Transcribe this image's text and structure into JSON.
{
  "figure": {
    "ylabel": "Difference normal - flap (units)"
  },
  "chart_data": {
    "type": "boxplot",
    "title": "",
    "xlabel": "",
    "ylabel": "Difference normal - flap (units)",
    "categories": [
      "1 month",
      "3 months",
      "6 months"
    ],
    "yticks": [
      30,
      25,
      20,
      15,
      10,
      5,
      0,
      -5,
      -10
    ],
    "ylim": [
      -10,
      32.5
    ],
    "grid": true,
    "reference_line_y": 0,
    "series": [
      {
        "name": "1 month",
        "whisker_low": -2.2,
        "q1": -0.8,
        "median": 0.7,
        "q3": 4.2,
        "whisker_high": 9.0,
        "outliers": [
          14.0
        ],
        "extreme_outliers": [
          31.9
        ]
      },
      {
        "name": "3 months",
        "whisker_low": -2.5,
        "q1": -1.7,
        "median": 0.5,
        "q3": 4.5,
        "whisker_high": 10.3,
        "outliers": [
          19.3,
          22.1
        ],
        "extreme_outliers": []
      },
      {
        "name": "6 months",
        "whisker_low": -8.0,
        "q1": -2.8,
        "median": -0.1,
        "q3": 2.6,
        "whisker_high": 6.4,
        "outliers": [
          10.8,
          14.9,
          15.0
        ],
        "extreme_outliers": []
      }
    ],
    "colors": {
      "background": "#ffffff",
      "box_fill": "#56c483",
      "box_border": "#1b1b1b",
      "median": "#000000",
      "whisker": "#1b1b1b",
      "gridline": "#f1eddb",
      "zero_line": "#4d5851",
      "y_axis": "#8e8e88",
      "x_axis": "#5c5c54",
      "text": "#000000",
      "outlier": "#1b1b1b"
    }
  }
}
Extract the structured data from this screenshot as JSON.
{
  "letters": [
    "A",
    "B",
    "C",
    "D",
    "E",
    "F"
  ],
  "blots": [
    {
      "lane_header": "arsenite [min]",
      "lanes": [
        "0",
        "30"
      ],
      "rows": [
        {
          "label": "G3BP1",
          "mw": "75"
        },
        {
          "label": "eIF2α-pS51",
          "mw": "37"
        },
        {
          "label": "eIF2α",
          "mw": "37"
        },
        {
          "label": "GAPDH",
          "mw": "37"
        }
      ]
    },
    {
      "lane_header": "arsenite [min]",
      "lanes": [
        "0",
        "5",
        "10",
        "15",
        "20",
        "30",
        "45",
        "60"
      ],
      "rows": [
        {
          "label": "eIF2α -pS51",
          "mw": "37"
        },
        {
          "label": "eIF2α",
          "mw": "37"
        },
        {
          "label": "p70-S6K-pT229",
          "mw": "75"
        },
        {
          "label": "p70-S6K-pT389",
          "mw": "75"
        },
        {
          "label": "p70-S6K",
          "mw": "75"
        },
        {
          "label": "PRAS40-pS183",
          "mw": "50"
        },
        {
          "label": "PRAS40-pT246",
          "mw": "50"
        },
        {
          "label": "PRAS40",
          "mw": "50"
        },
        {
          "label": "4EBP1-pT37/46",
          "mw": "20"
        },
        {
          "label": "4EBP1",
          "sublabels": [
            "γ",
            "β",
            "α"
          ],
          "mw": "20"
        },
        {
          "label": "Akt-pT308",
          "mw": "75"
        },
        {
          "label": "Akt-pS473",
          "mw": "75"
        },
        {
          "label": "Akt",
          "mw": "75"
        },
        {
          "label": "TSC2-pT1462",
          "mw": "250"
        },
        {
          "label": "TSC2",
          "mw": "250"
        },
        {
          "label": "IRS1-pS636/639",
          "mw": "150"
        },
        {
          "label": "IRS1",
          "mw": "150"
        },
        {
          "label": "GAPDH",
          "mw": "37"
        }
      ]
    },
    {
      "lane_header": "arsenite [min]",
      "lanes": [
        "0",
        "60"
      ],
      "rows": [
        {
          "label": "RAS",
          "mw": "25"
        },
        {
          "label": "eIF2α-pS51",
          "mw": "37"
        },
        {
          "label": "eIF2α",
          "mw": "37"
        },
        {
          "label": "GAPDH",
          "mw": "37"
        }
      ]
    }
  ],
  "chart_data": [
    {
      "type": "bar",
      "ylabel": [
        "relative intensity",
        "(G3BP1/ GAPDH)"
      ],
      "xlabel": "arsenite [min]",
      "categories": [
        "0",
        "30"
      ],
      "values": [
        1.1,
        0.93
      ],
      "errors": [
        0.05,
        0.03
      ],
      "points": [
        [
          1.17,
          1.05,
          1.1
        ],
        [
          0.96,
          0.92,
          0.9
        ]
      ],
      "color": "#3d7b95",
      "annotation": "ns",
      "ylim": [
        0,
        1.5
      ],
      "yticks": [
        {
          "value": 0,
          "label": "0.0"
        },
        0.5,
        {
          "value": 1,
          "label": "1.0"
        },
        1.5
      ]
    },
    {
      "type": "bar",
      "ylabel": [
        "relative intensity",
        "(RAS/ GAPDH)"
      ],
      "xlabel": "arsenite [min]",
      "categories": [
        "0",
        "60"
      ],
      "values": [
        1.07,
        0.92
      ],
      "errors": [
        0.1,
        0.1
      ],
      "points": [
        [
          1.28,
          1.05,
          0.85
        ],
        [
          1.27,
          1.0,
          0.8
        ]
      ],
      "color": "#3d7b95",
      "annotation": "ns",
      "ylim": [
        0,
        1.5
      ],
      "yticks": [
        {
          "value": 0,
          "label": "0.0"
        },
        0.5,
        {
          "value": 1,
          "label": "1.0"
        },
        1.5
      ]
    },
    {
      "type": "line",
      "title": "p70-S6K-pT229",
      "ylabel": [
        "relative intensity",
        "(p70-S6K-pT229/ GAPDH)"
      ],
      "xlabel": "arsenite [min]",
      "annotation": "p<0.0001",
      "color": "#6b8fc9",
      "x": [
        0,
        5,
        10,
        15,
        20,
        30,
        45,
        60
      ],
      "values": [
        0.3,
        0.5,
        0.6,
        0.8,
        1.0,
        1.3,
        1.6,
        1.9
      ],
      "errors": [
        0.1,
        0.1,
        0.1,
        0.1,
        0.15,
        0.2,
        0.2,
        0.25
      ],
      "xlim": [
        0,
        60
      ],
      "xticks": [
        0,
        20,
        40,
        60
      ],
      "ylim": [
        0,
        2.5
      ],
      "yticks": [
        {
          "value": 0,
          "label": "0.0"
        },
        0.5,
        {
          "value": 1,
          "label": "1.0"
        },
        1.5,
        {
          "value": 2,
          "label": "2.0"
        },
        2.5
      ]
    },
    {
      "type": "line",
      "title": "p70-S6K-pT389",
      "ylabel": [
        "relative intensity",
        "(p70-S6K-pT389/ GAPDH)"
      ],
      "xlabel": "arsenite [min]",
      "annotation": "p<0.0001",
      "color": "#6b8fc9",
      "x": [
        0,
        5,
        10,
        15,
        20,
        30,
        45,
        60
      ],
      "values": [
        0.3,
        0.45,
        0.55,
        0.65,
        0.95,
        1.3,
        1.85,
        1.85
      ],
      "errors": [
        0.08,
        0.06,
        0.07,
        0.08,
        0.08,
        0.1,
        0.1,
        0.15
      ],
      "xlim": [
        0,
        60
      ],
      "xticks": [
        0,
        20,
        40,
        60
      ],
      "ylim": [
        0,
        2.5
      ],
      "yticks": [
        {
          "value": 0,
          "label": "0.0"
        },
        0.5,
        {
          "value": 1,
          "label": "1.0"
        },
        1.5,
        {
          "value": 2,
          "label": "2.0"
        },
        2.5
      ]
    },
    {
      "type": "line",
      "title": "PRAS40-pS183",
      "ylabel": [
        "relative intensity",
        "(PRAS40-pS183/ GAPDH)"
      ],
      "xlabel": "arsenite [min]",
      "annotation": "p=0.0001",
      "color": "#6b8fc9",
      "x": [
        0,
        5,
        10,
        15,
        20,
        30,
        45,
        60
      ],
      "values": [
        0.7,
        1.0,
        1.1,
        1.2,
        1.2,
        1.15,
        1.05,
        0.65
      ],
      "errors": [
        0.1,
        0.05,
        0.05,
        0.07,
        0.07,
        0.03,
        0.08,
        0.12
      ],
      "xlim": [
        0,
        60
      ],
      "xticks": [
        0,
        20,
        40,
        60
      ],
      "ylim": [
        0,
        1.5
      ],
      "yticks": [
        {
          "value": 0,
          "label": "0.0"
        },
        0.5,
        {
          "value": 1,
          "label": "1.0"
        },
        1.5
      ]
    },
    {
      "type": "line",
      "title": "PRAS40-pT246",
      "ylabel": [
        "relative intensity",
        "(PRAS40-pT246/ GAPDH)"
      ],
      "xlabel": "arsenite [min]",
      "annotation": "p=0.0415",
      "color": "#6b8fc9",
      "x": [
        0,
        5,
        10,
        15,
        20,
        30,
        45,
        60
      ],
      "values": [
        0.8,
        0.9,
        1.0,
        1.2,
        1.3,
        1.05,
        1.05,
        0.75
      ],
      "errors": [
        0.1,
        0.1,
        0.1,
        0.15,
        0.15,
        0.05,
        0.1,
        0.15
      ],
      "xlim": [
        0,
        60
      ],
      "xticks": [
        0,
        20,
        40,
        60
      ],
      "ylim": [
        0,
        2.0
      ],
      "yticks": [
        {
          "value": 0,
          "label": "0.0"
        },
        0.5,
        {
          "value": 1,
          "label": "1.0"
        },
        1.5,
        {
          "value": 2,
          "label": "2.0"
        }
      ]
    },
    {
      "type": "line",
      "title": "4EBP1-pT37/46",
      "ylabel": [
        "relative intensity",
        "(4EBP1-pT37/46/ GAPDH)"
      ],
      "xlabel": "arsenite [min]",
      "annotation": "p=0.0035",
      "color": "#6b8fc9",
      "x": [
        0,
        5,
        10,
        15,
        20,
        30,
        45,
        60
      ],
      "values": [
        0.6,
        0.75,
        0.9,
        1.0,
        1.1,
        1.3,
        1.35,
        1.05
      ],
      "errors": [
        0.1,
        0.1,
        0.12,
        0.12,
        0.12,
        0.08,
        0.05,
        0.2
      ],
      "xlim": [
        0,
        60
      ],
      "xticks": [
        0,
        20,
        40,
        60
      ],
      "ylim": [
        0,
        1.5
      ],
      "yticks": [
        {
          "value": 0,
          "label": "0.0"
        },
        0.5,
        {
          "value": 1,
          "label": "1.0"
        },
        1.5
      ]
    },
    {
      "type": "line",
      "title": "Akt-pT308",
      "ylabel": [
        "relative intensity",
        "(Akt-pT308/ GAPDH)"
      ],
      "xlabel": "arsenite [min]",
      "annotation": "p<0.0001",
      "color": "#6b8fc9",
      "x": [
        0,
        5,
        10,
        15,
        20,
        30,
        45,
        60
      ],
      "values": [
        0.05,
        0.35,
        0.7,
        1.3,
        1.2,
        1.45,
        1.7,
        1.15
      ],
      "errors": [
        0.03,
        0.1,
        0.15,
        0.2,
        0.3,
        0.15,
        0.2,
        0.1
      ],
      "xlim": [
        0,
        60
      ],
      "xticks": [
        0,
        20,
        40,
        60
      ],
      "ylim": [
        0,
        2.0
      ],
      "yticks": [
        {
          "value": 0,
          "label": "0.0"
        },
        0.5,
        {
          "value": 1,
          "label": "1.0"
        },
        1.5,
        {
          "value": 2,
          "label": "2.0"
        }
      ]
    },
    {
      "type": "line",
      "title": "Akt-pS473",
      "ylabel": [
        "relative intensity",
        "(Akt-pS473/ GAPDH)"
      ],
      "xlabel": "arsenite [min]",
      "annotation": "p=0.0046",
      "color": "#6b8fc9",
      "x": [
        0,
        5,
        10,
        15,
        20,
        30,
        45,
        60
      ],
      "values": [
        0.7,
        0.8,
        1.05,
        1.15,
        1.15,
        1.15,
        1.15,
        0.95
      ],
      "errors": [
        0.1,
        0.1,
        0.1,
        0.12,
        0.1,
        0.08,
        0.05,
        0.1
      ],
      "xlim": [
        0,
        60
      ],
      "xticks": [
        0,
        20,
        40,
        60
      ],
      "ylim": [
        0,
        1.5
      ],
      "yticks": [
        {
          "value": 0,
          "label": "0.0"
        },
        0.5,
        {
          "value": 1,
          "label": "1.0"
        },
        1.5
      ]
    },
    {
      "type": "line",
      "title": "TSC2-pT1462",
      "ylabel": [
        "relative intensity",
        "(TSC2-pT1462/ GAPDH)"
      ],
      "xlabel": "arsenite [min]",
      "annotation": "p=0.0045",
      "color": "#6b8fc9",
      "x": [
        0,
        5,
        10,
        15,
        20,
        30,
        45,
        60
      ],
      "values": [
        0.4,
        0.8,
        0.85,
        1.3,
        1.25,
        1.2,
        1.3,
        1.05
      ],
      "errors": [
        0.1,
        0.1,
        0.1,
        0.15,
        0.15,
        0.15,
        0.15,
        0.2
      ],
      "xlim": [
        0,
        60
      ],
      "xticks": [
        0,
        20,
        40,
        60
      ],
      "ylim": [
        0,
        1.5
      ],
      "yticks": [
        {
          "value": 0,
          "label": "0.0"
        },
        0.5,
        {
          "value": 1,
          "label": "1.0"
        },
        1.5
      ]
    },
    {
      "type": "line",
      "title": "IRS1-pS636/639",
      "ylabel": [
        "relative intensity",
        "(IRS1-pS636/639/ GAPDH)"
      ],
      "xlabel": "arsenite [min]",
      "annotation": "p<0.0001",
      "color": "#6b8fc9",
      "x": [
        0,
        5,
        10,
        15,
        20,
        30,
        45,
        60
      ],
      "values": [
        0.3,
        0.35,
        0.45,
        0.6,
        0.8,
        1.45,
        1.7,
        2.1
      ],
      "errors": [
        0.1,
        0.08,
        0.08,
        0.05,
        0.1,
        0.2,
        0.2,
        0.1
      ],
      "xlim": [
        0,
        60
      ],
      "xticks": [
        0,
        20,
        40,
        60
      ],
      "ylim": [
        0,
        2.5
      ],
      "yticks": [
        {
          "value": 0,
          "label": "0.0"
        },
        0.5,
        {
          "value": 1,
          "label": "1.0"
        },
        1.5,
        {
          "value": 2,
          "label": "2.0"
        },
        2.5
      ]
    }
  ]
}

········

__SET TASK__
Where a line in the material above holds "this", copy that line.

__REPLY__
Transcribe this image's text and structure into JSON.
Extract the structured data from this screenshot as JSON.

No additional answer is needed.